(INPUT)
^^^^

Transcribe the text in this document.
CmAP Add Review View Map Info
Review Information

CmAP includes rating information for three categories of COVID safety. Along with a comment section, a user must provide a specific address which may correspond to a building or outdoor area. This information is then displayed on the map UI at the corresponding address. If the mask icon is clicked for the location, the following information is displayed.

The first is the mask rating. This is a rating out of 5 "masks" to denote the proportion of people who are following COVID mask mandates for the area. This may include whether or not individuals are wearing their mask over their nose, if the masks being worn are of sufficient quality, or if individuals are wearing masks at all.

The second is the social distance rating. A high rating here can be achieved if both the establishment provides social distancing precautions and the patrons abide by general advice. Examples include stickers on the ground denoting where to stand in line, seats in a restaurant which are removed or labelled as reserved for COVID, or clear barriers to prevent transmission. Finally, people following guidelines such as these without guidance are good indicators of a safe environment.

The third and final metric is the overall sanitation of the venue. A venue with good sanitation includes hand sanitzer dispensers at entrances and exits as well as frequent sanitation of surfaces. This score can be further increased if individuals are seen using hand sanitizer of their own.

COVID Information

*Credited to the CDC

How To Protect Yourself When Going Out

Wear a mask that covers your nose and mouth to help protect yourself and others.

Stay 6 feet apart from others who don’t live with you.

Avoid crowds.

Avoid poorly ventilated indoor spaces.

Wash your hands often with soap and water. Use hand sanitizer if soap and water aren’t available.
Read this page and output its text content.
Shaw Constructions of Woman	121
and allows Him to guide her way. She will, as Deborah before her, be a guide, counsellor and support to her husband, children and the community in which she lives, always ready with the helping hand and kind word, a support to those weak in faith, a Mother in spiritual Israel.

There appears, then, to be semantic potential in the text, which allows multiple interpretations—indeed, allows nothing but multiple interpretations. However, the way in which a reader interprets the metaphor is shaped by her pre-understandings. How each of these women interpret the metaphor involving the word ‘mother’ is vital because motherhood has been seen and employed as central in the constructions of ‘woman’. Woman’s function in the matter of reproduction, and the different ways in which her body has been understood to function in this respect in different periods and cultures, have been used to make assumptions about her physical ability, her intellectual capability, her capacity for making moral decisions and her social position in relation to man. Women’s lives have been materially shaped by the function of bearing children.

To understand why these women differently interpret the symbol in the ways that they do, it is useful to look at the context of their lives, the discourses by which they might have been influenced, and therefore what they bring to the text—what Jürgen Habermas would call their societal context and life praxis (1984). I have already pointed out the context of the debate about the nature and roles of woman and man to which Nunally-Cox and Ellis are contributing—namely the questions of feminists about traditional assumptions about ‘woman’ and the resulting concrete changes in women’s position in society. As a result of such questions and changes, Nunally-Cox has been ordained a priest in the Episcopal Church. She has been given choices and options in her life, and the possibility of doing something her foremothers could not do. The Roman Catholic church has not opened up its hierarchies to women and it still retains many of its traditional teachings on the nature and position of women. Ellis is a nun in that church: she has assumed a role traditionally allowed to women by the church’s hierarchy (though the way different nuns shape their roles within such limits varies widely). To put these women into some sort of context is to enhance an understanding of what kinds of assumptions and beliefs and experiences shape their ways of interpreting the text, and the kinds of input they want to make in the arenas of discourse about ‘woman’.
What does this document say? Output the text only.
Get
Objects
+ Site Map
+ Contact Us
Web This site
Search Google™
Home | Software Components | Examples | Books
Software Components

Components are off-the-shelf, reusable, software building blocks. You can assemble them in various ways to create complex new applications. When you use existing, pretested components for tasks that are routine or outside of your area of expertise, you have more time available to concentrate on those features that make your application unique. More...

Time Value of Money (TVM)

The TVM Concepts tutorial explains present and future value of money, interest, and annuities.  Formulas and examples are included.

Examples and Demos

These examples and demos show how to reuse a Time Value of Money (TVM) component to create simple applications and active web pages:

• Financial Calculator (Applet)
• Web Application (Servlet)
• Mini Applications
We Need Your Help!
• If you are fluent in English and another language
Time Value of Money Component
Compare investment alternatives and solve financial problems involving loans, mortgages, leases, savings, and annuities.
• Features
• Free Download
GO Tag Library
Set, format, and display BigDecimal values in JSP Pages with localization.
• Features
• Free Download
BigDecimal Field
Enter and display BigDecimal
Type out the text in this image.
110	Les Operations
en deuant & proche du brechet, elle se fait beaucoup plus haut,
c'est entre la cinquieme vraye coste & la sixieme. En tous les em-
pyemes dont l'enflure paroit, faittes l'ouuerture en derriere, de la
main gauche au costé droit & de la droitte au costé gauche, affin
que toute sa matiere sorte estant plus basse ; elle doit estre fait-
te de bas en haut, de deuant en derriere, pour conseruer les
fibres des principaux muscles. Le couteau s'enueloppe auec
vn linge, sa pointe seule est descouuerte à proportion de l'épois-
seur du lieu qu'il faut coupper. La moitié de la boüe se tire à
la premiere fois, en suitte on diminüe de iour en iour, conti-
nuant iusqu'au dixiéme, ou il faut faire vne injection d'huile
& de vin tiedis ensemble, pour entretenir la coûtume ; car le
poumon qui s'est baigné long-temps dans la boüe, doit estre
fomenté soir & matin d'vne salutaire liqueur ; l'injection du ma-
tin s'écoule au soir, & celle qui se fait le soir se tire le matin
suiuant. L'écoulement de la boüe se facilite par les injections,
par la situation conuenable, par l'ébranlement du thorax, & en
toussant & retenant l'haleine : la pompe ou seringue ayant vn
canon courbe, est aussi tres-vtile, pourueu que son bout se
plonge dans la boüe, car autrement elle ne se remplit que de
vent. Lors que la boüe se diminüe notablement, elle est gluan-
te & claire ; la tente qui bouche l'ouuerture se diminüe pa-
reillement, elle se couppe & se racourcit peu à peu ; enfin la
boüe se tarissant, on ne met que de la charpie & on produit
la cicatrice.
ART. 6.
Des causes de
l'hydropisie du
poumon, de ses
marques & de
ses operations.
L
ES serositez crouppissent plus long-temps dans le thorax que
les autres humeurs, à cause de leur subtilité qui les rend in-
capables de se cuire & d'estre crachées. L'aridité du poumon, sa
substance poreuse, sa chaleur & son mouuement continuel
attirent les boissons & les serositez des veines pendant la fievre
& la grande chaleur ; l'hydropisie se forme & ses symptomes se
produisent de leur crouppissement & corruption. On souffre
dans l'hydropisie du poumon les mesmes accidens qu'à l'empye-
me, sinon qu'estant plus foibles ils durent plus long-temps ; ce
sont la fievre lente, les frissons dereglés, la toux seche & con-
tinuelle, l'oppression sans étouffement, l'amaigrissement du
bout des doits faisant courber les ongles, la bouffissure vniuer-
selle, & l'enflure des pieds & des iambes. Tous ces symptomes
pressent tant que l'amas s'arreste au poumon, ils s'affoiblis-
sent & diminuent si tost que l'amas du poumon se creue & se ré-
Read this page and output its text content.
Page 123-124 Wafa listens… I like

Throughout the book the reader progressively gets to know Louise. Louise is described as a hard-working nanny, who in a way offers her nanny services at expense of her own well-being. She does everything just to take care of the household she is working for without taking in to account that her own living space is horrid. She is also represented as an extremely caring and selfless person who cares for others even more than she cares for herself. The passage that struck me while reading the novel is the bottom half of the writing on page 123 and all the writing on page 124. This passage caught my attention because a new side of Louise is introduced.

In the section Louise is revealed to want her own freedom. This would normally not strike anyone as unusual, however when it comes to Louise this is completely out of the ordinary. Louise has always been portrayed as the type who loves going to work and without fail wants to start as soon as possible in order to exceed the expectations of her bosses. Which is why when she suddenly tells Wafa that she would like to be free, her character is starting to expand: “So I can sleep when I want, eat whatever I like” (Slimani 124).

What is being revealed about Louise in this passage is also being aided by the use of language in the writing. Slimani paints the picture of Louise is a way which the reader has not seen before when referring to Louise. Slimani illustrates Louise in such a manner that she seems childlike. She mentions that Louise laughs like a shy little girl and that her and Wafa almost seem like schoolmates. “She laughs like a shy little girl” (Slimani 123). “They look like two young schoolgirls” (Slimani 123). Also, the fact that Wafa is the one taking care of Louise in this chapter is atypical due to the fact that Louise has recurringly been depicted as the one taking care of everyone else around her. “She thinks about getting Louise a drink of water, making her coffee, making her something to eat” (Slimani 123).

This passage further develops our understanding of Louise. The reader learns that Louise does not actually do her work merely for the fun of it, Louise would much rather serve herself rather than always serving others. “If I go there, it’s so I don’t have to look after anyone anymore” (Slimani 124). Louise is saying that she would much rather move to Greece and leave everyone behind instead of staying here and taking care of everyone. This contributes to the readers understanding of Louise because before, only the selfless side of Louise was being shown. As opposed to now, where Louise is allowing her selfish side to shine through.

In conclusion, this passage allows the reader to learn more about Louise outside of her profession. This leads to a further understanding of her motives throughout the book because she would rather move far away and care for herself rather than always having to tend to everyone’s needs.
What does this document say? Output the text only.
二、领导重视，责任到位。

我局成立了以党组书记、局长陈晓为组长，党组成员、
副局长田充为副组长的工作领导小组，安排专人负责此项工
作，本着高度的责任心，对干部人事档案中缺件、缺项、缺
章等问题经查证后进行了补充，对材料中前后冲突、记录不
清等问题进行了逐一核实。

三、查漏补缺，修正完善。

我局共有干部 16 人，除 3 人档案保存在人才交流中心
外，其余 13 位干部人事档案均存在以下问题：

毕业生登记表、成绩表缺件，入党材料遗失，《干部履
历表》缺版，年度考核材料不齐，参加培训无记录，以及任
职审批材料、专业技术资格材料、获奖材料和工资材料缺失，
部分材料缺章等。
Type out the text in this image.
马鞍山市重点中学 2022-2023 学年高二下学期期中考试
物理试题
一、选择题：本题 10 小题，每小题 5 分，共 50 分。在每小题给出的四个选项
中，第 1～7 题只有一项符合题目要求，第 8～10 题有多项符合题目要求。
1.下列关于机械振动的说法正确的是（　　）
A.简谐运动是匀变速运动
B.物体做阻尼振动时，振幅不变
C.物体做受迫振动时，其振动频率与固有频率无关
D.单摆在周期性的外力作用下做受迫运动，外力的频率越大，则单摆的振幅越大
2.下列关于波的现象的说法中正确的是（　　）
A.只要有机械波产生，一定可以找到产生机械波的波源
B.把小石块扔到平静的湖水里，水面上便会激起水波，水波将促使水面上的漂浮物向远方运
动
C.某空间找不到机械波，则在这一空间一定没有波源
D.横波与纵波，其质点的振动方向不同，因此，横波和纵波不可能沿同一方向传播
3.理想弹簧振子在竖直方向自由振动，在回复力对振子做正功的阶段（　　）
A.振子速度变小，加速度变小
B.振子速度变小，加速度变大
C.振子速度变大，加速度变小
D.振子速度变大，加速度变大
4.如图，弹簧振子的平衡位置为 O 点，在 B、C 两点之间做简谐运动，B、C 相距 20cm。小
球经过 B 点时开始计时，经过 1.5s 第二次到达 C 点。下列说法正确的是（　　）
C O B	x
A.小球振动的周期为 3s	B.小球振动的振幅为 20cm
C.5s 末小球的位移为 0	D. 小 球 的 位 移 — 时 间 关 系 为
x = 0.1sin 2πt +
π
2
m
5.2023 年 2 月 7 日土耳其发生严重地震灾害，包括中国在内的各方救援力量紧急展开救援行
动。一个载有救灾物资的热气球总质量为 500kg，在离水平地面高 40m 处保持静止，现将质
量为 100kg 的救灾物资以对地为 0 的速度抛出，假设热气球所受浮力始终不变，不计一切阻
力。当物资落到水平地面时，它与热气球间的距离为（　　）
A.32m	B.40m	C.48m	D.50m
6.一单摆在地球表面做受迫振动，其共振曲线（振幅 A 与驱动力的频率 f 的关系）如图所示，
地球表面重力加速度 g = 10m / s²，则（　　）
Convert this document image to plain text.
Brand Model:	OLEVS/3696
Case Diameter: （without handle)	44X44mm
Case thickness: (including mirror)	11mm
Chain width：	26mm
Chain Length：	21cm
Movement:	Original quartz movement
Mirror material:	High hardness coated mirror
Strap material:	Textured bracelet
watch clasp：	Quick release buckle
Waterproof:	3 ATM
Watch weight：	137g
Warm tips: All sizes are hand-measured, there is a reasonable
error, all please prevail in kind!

^^^^

(REQUIREMENTS) From the records, copy every line that has the string "deuant" in it.

(ANSWER TO THE PROBLEM)
en deuant & proche du brechet, elle se fait beaucoup plus haut,
te de bas en haut, de deuant en derriere, pour conseruer les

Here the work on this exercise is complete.